- Page

▬▬▬▬▬▬

Written By Emina Frljak


Introduction

The legacies of war in Bosnia and Herzegovina remain deeply embedded in the social, political, and emotional fabric of the country. Nearly three decades after the 1990s conflict, the echoes of violence continue to shape interethnic relations, community life, and personal identities. Among those affected are war veteran individuals whose lives embody both the scars of war and the potential for reconciliation. Their stories reveal how personal suffering, when met with empathy and structure, can become a foundation for peacebuilding.

The program Konstruktivna upotreba veteranskog iskustva (KUVI), “Constructive Usage of War Veteran Experience”, offers a promising model of this transformation. Implemented by the organization Pravi požar from Derventa, which gathers war veterans and their families, KUVI creates safe and facilitated spaces for dialogue between veterans and young people across Bosnia and Herzegovina. Its main goals are preventing violence, reducing stereotypes, and fostering societal reconciliation by transforming painful war experiences into lessons for peace.

This essay reflects on the KUVI program and its methodology, explores my personal engagement and encounters with veterans, and discusses both the challenges and the transformative potential such initiatives hold for intergenerational healing. It also envisions a future in which the legacy of war is not inherited as trauma, but as wisdom for building a peaceful society.

KUVI Program and Methodology

KUVI was created with the conviction that the experiences of former soldiers can serve as powerful tools for peace education. A key aim of the program is to confront romanticized portrayals of war by offering authentic and unfiltered testimonies from those who lived through it (Grbešić, 2014). Veterans participating in KUVI speak candidly about the physical, emotional, and moral devastation they experienced, portraying war not as heroism, but as destruction.

▬▬▬▬▬▬

- Extracted entries
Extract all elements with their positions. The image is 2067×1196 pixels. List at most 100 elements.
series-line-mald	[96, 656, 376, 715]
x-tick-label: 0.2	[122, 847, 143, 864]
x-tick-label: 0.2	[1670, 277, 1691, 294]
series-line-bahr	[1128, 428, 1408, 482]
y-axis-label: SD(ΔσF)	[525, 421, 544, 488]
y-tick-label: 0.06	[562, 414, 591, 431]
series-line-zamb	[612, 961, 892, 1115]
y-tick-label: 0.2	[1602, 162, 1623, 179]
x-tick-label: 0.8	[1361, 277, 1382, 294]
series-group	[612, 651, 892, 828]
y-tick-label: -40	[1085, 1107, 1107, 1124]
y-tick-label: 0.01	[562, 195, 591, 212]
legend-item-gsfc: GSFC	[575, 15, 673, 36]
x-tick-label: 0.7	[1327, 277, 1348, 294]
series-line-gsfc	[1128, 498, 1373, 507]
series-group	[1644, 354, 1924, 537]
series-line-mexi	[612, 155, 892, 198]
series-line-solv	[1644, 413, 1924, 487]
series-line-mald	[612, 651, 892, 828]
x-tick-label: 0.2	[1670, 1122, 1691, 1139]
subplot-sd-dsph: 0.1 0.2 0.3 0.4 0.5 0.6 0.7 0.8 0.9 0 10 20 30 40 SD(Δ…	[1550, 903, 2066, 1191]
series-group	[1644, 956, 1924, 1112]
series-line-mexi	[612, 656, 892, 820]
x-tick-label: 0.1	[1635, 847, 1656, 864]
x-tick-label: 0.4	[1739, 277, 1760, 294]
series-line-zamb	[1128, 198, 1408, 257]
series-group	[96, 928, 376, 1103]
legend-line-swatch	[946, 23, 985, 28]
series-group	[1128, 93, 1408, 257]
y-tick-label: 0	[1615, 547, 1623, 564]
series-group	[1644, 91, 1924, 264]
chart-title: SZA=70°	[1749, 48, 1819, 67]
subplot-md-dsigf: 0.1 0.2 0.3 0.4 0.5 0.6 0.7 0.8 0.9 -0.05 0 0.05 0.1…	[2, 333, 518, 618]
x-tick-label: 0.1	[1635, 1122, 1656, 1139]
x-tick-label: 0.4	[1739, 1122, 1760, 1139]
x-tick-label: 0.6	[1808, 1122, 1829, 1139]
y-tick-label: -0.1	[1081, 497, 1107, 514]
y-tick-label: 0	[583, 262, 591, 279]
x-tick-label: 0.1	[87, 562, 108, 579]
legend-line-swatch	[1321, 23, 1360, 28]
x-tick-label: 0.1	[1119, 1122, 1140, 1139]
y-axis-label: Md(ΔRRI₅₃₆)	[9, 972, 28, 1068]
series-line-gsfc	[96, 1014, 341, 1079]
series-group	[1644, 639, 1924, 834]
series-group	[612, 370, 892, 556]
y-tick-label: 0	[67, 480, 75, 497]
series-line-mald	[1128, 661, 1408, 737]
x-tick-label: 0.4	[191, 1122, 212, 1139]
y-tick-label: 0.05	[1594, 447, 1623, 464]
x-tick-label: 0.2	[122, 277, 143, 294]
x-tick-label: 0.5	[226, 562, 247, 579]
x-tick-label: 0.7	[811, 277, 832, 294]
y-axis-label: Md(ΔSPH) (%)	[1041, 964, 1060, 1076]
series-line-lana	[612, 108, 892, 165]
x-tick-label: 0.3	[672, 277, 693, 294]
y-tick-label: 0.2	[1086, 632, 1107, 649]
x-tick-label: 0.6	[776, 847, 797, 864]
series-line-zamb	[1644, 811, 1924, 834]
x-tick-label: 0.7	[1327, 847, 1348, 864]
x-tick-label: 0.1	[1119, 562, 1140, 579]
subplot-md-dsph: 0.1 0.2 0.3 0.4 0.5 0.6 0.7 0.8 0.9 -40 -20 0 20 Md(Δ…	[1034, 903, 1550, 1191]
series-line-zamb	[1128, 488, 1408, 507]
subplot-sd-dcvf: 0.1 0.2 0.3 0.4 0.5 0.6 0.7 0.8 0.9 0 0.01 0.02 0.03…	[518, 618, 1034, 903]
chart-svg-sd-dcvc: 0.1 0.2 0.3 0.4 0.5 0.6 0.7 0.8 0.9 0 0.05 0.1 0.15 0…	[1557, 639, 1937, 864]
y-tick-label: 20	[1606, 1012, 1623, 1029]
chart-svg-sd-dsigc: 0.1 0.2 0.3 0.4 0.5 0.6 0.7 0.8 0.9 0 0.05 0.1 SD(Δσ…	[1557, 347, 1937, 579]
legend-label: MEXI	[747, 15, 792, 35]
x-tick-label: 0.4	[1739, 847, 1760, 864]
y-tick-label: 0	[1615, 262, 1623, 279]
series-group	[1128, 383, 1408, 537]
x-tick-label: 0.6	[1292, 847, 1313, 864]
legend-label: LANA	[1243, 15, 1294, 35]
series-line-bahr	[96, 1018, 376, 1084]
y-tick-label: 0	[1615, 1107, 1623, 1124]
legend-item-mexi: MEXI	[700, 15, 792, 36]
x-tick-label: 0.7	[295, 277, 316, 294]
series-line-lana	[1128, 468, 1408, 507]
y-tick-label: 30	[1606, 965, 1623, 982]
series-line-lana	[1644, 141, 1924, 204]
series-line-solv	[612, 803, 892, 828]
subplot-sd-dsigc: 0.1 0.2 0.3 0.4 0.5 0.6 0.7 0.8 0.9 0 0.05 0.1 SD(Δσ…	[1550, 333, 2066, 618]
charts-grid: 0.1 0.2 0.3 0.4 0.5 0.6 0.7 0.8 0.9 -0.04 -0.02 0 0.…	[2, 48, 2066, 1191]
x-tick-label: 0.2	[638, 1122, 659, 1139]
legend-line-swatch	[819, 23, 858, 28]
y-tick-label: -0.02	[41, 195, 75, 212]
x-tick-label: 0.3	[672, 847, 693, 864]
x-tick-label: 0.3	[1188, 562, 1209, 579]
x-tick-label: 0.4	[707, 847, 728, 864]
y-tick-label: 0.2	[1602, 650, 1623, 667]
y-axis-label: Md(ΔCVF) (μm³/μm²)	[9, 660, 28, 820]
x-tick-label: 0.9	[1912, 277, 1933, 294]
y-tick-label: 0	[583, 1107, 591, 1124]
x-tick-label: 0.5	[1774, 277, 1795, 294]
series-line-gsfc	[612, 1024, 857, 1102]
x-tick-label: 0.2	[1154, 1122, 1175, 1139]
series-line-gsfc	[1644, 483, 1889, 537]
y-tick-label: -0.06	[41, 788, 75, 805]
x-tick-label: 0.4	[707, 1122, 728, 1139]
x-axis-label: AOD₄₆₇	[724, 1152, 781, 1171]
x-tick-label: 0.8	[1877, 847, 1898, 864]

▬▬▬▬▬▬

- Problems and tasks
• a. Retype the listing exactly, covering the stretch from its first line through the line containing "1122, 1691, 1139]", with both of those lines included.
• b. Extend the essay on the KUVI program for war veterans and young people, picking up right after its last sentence.

- Task results
• a.
Extract all elements with their positions. The image is 2067×1196 pixels. List at most 100 elements.
series-line-mald	[96, 656, 376, 715]
x-tick-label: 0.2	[122, 847, 143, 864]
x-tick-label: 0.2	[1670, 277, 1691, 294]
series-line-bahr	[1128, 428, 1408, 482]
y-axis-label: SD(ΔσF)	[525, 421, 544, 488]
y-tick-label: 0.06	[562, 414, 591, 431]
series-line-zamb	[612, 961, 892, 1115]
y-tick-label: 0.2	[1602, 162, 1623, 179]
x-tick-label: 0.8	[1361, 277, 1382, 294]
series-group	[612, 651, 892, 828]
y-tick-label: -40	[1085, 1107, 1107, 1124]
y-tick-label: 0.01	[562, 195, 591, 212]
legend-item-gsfc: GSFC	[575, 15, 673, 36]
x-tick-label: 0.7	[1327, 277, 1348, 294]
series-line-gsfc	[1128, 498, 1373, 507]
series-group	[1644, 354, 1924, 537]
series-line-mexi	[612, 155, 892, 198]
series-line-solv	[1644, 413, 1924, 487]
series-line-mald	[612, 651, 892, 828]
x-tick-label: 0.2	[1670, 1122, 1691, 1139]

• b.
Through structured dialogue, KUVI creates opportunities for young people to engage directly with veterans. These encounters are carefully facilitated to balance safety and openness. Sessions typically last around three hours, beginning with veterans’ personal accounts, followed by an interactive phase where youth participants pose questions that range from practical (“Where were you during the war?”) to deeply ethical (“How do you talk to your children about peace and friendship with those who were once seen as enemies?”) (Grbešić, 2014).

KUVI Session | Photo credit: Youth for Peace

For many young people, this dialogue opens a window into understanding the long-term effects of trauma. They often recognize in veterans’ stories echoes of their own family experiences—emotional distance, sudden mood shifts, or unspoken pain. Through such exchanges, the program not only dismantles stereotypes but also reveals how war’s consequences transcend generations (PAX, 2020).

The work of Pravi požar is particularly meaningful because it bridges individual and collective recovery. The organization provides psychosocial support and structured facilitation for veterans and their families, ensuring that storytelling does not become retraumatizing but instead contributes to healing. This model exemplifies how trauma can be addressed through guided dialogue that empowers participants to reclaim agency over their narratives.

Ultimately, KUVI demonstrates that confronting painful memories can foster empathy and responsibility in younger generations. When veterans become educators rather than symbols of division, they help build a social environment in which peace is seen not as the absence of conflict but as the presence of understanding.

Personal Reflection: From Memories to Encounters

My involvement in KUVI was both professionally significant and deeply personal. First, I participated as a young person and listened to the veterans and then as a peace educator and facilitator, working with groups of young people who were meeting veterans from the three different armies that fought during the Bosnian war. These were not easy conversations. The veterans’ stories were raw, filled with loss, grief, and reflection on moral choices made under extreme circumstances. Listening to them required emotional endurance.

Many veterans spoke openly about their pain and remorse, acknowledging how the war had cost them not only friends and family but also parts of their identity. For them, participating in KUVI was a way of breaking their silence and reclaiming their humanity after years of social stigma and self-isolation.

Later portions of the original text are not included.